[Raw records]
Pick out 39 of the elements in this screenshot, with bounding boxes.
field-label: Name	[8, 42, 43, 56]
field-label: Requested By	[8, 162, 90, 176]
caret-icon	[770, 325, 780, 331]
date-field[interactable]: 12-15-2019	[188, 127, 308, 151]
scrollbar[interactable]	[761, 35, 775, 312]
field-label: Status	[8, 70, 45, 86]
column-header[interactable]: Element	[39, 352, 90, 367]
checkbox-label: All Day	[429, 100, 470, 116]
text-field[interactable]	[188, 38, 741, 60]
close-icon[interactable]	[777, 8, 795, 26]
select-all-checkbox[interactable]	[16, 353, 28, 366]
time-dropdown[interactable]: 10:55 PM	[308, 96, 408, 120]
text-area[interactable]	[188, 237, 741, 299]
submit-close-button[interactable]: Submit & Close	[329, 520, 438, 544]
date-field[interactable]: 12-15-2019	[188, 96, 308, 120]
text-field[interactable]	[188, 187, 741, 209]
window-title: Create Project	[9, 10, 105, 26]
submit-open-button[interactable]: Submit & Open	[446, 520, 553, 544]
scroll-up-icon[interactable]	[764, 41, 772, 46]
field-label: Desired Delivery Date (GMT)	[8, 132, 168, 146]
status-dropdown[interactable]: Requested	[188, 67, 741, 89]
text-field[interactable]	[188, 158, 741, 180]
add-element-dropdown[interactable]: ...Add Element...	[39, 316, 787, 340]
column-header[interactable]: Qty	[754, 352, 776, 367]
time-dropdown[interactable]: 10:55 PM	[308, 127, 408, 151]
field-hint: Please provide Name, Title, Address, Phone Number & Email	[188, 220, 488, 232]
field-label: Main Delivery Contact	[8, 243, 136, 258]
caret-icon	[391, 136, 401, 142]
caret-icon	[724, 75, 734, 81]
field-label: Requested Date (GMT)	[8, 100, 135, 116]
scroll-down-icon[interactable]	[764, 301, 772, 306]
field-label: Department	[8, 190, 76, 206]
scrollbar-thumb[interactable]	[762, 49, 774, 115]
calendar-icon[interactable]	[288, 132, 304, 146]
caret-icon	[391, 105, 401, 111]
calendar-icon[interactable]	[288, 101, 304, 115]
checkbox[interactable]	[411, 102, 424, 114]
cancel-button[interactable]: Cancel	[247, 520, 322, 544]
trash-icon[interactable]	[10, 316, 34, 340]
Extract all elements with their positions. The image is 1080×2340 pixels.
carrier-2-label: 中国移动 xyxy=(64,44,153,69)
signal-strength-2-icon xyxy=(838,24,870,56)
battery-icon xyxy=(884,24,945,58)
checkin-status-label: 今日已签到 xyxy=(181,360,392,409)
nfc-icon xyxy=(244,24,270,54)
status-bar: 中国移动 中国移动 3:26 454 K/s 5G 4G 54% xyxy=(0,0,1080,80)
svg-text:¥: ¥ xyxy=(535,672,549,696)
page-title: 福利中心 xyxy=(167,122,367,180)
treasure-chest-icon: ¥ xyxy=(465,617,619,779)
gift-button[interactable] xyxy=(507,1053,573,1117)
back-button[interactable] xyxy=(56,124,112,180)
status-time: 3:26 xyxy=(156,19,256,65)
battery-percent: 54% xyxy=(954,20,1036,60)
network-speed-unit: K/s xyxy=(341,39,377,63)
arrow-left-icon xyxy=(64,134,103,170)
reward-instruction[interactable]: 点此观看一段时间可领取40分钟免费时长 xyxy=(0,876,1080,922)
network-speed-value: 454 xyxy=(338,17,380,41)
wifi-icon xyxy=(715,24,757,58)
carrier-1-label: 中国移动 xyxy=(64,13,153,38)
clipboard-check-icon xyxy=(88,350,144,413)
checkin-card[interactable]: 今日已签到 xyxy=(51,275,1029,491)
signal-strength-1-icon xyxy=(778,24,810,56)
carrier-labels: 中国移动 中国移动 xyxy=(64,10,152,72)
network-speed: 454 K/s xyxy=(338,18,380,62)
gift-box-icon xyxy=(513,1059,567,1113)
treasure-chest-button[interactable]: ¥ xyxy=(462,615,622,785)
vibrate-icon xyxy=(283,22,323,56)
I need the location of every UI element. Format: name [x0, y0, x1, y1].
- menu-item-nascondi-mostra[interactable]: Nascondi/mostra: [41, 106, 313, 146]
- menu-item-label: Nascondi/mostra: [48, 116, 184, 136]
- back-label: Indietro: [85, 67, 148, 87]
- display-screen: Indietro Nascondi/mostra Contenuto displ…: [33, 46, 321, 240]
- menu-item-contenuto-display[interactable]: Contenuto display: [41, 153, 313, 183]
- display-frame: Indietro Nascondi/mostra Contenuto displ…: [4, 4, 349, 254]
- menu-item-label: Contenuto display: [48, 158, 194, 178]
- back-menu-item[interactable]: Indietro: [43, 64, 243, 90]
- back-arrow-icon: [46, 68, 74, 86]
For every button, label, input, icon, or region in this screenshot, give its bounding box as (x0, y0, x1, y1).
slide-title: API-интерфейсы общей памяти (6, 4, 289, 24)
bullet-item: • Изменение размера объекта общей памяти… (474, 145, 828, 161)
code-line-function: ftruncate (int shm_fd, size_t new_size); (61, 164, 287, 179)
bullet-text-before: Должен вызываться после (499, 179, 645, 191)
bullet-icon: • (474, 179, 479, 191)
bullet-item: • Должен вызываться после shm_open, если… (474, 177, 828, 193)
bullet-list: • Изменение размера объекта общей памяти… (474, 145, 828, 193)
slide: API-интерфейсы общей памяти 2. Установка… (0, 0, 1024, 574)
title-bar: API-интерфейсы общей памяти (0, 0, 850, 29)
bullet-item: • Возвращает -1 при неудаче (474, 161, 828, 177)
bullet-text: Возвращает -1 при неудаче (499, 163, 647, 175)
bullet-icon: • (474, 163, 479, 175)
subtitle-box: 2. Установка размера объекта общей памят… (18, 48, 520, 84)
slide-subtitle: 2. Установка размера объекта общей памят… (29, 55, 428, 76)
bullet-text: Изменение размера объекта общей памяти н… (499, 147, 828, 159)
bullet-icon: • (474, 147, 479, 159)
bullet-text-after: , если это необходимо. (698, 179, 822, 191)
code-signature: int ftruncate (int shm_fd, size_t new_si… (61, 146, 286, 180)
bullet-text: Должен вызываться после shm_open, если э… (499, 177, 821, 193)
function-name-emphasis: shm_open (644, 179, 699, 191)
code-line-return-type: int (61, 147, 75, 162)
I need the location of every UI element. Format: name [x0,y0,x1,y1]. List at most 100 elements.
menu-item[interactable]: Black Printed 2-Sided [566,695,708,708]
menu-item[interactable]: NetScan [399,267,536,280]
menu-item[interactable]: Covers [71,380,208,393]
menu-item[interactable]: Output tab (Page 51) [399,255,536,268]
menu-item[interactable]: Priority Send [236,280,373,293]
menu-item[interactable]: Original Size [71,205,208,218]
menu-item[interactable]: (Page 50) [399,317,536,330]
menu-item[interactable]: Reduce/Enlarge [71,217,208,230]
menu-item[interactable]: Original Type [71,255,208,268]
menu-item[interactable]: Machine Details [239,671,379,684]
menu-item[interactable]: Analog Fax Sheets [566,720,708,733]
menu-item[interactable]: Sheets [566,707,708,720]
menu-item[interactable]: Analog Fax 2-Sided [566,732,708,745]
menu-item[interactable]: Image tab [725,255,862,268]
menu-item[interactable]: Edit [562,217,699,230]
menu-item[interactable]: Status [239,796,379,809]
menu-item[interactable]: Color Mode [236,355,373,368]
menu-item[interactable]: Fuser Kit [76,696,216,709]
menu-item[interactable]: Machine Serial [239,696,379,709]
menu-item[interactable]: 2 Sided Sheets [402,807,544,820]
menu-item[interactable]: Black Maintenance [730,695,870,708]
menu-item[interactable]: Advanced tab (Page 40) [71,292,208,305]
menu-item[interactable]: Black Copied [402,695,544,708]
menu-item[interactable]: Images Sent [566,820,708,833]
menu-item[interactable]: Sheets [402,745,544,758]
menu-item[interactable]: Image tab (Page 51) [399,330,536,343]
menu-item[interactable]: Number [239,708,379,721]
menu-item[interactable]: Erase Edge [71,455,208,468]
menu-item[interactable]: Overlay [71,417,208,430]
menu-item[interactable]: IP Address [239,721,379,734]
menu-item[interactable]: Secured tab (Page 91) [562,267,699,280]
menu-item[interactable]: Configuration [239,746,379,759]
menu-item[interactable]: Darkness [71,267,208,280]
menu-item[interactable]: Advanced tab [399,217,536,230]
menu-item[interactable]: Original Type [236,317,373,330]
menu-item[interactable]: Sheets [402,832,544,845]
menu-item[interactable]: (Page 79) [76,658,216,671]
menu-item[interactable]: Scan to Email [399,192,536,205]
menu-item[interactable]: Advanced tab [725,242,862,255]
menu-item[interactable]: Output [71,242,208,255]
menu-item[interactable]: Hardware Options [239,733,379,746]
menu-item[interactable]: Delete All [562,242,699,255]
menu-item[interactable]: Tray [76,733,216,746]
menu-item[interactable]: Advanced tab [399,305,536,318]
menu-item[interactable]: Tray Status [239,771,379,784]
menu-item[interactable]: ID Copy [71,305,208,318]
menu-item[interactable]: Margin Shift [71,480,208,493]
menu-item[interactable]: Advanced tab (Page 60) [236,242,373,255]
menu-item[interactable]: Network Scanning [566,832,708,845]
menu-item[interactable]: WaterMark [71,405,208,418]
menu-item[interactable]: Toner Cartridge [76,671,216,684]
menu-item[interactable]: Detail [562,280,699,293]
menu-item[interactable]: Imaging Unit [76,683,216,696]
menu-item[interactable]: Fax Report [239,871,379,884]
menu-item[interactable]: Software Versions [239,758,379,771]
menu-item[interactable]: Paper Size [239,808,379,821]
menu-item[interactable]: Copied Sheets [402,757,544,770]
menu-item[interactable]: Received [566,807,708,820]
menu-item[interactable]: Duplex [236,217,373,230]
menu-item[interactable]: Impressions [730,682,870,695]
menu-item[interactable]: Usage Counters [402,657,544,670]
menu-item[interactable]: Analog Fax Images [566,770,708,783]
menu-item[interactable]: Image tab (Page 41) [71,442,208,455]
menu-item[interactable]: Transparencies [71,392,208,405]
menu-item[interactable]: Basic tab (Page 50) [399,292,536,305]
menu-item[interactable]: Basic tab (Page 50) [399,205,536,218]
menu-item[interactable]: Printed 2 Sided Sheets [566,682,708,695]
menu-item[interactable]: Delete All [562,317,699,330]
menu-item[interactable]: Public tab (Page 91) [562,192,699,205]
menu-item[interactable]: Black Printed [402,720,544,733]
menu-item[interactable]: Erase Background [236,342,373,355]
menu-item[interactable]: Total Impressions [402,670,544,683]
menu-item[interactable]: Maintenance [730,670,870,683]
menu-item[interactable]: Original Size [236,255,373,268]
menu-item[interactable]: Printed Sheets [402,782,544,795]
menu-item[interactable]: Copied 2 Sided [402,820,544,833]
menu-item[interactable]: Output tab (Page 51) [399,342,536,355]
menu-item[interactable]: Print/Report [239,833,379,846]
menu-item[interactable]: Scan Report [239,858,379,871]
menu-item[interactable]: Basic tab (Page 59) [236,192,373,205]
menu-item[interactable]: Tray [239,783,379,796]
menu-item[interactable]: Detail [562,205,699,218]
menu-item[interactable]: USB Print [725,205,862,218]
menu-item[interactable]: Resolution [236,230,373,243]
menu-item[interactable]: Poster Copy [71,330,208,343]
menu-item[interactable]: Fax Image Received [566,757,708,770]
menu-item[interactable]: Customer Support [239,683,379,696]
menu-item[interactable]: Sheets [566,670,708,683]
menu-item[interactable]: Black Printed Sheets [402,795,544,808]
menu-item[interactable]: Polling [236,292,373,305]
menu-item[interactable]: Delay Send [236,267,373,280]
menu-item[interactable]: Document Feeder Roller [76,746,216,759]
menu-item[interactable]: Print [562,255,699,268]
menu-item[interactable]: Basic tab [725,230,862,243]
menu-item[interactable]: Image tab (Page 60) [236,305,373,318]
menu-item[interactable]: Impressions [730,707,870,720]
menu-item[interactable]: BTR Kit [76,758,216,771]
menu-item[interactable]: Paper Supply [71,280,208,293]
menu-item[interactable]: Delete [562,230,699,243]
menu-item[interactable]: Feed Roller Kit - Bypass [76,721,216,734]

> _Exercise requirements_
Return the lines from the start of the data through the line containing "100, 470, 116]", including that line, copied with no changes.

> _Expected output_
Pick out 39 of the elements in this screenshot, with bounding boxes.
field-label: Name	[8, 42, 43, 56]
field-label: Requested By	[8, 162, 90, 176]
caret-icon	[770, 325, 780, 331]
date-field[interactable]: 12-15-2019	[188, 127, 308, 151]
scrollbar[interactable]	[761, 35, 775, 312]
field-label: Status	[8, 70, 45, 86]
column-header[interactable]: Element	[39, 352, 90, 367]
checkbox-label: All Day	[429, 100, 470, 116]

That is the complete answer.